◆ **WHAT YOU ARE ASKED TO DO**:
The records below must be duplicated exactly, character for character.

=-=-=-=-=

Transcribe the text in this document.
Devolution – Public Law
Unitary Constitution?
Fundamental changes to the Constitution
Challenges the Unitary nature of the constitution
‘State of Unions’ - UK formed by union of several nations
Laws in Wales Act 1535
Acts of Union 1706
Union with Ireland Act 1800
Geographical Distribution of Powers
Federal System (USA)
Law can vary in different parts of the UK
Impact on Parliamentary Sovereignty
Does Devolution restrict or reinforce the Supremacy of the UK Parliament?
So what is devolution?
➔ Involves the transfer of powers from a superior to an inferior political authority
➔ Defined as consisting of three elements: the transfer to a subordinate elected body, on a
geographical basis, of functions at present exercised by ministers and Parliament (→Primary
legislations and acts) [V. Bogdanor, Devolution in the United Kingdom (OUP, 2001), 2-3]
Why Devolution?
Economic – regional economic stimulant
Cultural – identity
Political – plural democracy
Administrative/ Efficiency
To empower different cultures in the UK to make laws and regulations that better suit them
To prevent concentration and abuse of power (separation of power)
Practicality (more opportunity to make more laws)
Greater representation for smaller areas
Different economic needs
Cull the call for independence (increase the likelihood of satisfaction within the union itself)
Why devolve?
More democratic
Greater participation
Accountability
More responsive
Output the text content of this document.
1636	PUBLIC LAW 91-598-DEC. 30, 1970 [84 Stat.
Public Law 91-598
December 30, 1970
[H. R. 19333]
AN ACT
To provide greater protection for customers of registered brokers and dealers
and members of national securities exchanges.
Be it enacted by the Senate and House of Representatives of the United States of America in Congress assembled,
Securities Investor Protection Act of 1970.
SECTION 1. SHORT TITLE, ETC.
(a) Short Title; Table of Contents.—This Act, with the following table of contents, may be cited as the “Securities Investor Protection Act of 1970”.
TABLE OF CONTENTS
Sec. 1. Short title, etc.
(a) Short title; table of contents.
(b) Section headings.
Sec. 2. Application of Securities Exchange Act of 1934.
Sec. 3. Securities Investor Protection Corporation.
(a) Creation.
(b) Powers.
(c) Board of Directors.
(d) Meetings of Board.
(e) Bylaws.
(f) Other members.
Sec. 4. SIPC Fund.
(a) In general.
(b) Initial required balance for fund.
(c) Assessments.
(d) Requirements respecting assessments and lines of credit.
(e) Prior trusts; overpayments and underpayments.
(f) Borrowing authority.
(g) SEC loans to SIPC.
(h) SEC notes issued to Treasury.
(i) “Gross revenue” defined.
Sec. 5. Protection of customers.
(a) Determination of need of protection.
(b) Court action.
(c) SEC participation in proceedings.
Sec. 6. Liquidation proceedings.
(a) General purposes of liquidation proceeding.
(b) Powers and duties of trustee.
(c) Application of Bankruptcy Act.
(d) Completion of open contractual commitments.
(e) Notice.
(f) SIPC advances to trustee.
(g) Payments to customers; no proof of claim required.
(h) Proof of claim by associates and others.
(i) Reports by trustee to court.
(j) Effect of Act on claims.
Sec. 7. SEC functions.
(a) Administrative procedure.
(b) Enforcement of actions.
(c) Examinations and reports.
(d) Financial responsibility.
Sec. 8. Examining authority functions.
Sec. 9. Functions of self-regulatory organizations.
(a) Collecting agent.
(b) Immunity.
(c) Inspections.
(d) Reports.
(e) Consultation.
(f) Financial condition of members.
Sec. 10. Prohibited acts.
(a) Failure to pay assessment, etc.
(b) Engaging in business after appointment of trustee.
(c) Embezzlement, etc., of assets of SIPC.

=-=-=-=-=

◆ **TASK RESPONSE**:
Transcribe the text in this document.
Devolution – Public Law
Unitary Constitution?
Fundamental changes to the Constitution
Challenges the Unitary nature of the constitution
‘State of Unions’ - UK formed by union of several nations
Laws in Wales Act 1535
Acts of Union 1706
Union with Ireland Act 1800
Geographical Distribution of Powers
Federal System (USA)
Law can vary in different parts of the UK
Impact on Parliamentary Sovereignty
Does Devolution restrict or reinforce the Supremacy of the UK Parliament?
So what is devolution?
➔ Involves the transfer of powers from a superior to an inferior political authority
➔ Defined as consisting of three elements: the transfer to a subordinate elected body, on a
geographical basis, of functions at present exercised by ministers and Parliament (→Primary
legislations and acts) [V. Bogdanor, Devolution in the United Kingdom (OUP, 2001), 2-3]
Why Devolution?
Economic – regional economic stimulant
Cultural – identity
Political – plural democracy
Administrative/ Efficiency
To empower different cultures in the UK to make laws and regulations that better suit them
To prevent concentration and abuse of power (separation of power)
Practicality (more opportunity to make more laws)
Greater representation for smaller areas
Different economic needs
Cull the call for independence (increase the likelihood of satisfaction within the union itself)
Why devolve?
More democratic
Greater participation
Accountability
More responsive
Output the text content of this document.
1636	PUBLIC LAW 91-598-DEC. 30, 1970 [84 Stat.
Public Law 91-598
December 30, 1970
[H. R. 19333]
AN ACT
To provide greater protection for customers of registered brokers and dealers
and members of national securities exchanges.
Be it enacted by the Senate and House of Representatives of the United States of America in Congress assembled,
Securities Investor Protection Act of 1970.
SECTION 1. SHORT TITLE, ETC.
(a) Short Title; Table of Contents.—This Act, with the following table of contents, may be cited as the “Securities Investor Protection Act of 1970”.
TABLE OF CONTENTS
Sec. 1. Short title, etc.
(a) Short title; table of contents.
(b) Section headings.
Sec. 2. Application of Securities Exchange Act of 1934.
Sec. 3. Securities Investor Protection Corporation.
(a) Creation.
(b) Powers.
(c) Board of Directors.
(d) Meetings of Board.
(e) Bylaws.
(f) Other members.
Sec. 4. SIPC Fund.
(a) In general.
(b) Initial required balance for fund.
(c) Assessments.
(d) Requirements respecting assessments and lines of credit.
(e) Prior trusts; overpayments and underpayments.
(f) Borrowing authority.
(g) SEC loans to SIPC.
(h) SEC notes issued to Treasury.
(i) “Gross revenue” defined.
Sec. 5. Protection of customers.
(a) Determination of need of protection.
(b) Court action.
(c) SEC participation in proceedings.
Sec. 6. Liquidation proceedings.
(a) General purposes of liquidation proceeding.
(b) Powers and duties of trustee.
(c) Application of Bankruptcy Act.
(d) Completion of open contractual commitments.
(e) Notice.
(f) SIPC advances to trustee.
(g) Payments to customers; no proof of claim required.
(h) Proof of claim by associates and others.
(i) Reports by trustee to court.
(j) Effect of Act on claims.
Sec. 7. SEC functions.
(a) Administrative procedure.
(b) Enforcement of actions.
(c) Examinations and reports.
(d) Financial responsibility.
Sec. 8. Examining authority functions.
Sec. 9. Functions of self-regulatory organizations.
(a) Collecting agent.
(b) Immunity.
(c) Inspections.
(d) Reports.
(e) Consultation.
(f) Financial condition of members.
Sec. 10. Prohibited acts.
(a) Failure to pay assessment, etc.
(b) Engaging in business after appointment of trustee.
(c) Embezzlement, etc., of assets of SIPC.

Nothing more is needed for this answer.